**Reading text:**
--
Two Court Decisions Clarify Sarbanes-Oxley Application
BestWire Services via NewsEdge Corporation : Two years after it was signed into law, the Sarbanes-Oxley Act is the subject of two recent federal court decisions that have set precedents for how the sweeping set of corporate-governance reforms likely will be applied.
In the first case, a federal appellate court the week of Dec. 6 held that investors alleging corporate fraud can't sue retroactively. In the second case, a federal judge for the first time ruled on the constitutionality of Sarbanes-Oxley in a criminal case.
The first case stemmed from the 2002 Sarbanes-Oxley law's extension of the time investors have to file a lawsuit before the statute of limitations expires. Previously, investors who suspected corporate fraud had a year to sue within the date of the fraud's discovery or three years within its occurrence. Sarbanes-Oxley extended those expiration dates to two and five years, respectively.
Several plaintiffs, filing in U.S. District Courts, used that 2002 extension to file suit on claims that had expired during the pre-Sarbanes-Oxley climate. The 2nd U.S. Circuit Court of Appeals in New York ruled on Dec. 6 that investors may not apply that provision retroactively, meaning that if the deadline had passed under before Sarbanes-Oxley took effect, the suit may not be filed.
In the second case, a U.S. District Court in Birmingham, Ala., on Nov. 23 rejected a defense argument that a top insurance executive couldn't be indicted, in part, on Sarbanes-Oxley violations.
HealthSouth Chief Executive Officer Richard Scrushy, who faces fraud charges stemming from accusations he overstated HealthSouth's earnings by $2.7 billion, was the first company executive to be charged under Sarbanes-Oxley (BestWire, Dec. 4, 2003). His attorneys had argued that the act is unconstitutionally vague and that Scrushy shouldn't be indicted on any Sarbanes-Oxley-related charges.
U.S. District Judge Karon Bowdre, in what she said from the bench was the first ruling of its kind, rejected Scrushy's arguments and upheld the constitutionality of the 2002 law.
More than a dozen former executives of HealthSouth (NYSE:HLSH) were ensnared in accusations that the company inflated its earnings from 1996 to 2002. Once those revelations became public in March 2003, HealthSouth and Scrushy parted ways. Federal authorities soon afterward indicted Scrushy and other HealthSouth executives. Fifteen since have pleaded guilty to involvement in accounting fraud.
--
**Your tasks:**
- A) Reproduce the passage of the Sarbanes-Oxley article from "In the first" up to and including "five years, respectively.".
- B) According to the Sarbanes-Oxley article, on what ground did Richard Scrushy's attorneys argue that he should not be indicted on any Sarbanes-Oxley-related charges?

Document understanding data
--
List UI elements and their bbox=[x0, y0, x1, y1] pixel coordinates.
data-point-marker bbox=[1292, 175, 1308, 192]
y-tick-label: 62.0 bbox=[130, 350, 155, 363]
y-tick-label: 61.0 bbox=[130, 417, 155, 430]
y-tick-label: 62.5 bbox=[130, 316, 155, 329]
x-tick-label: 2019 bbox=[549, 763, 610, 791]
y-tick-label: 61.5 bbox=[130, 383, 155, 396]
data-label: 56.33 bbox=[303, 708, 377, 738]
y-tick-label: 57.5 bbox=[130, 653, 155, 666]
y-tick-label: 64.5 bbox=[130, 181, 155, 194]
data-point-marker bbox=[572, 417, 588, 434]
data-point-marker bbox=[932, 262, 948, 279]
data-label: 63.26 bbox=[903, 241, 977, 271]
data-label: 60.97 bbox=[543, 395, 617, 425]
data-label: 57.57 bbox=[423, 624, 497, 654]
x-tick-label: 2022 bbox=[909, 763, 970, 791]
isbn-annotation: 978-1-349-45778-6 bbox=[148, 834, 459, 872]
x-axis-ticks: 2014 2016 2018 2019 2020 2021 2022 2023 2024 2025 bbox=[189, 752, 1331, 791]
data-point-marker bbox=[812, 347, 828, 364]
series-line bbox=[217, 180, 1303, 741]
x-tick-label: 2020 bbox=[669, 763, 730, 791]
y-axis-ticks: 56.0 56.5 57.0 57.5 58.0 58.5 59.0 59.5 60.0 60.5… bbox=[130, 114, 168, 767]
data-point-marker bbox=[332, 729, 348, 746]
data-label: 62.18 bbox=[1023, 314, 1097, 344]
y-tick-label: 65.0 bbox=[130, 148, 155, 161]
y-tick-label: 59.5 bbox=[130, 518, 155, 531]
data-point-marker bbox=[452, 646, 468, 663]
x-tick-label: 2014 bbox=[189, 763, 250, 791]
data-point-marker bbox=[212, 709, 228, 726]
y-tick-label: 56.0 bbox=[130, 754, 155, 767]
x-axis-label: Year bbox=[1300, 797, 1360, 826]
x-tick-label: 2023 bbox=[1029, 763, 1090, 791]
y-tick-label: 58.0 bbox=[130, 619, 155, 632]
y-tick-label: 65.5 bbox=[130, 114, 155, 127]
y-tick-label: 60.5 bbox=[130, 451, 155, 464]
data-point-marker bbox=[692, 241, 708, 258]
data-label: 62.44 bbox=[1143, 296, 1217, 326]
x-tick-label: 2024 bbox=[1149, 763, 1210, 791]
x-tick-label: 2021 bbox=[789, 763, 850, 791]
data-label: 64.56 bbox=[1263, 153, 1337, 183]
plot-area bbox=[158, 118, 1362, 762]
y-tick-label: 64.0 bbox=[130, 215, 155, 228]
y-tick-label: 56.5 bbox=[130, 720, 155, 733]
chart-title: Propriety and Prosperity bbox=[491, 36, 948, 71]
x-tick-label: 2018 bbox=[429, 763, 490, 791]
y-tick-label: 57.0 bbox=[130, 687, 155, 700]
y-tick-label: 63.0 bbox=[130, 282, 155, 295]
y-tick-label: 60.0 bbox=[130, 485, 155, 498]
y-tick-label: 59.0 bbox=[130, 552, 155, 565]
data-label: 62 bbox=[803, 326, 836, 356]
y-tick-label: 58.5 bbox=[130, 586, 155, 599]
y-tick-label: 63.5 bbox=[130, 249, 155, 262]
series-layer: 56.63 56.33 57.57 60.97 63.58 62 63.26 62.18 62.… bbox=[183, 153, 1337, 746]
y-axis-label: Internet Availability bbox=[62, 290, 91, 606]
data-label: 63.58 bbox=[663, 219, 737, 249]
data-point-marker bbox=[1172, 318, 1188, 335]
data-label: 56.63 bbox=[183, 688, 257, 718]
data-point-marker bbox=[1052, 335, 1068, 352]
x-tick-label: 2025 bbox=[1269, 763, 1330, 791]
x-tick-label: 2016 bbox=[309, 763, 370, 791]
--
**Replies:**
- A)
In the first case, a federal appellate court the week of Dec. 6 held that investors alleging corporate fraud can't sue retroactively. In the second case, a federal judge for the first time ruled on the constitutionality of Sarbanes-Oxley in a criminal case.
The first case stemmed from the 2002 Sarbanes-Oxley law's extension of the time investors have to file a lawsuit before the statute of limitations expires. Previously, investors who suspected corporate fraud had a year to sue within the date of the fraud's discovery or three years within its occurrence. Sarbanes-Oxley extended those expiration dates to two and five years, respectively.

- B) His attorneys argued that the Sarbanes-Oxley Act is unconstitutionally vague, so he should not face charges under it.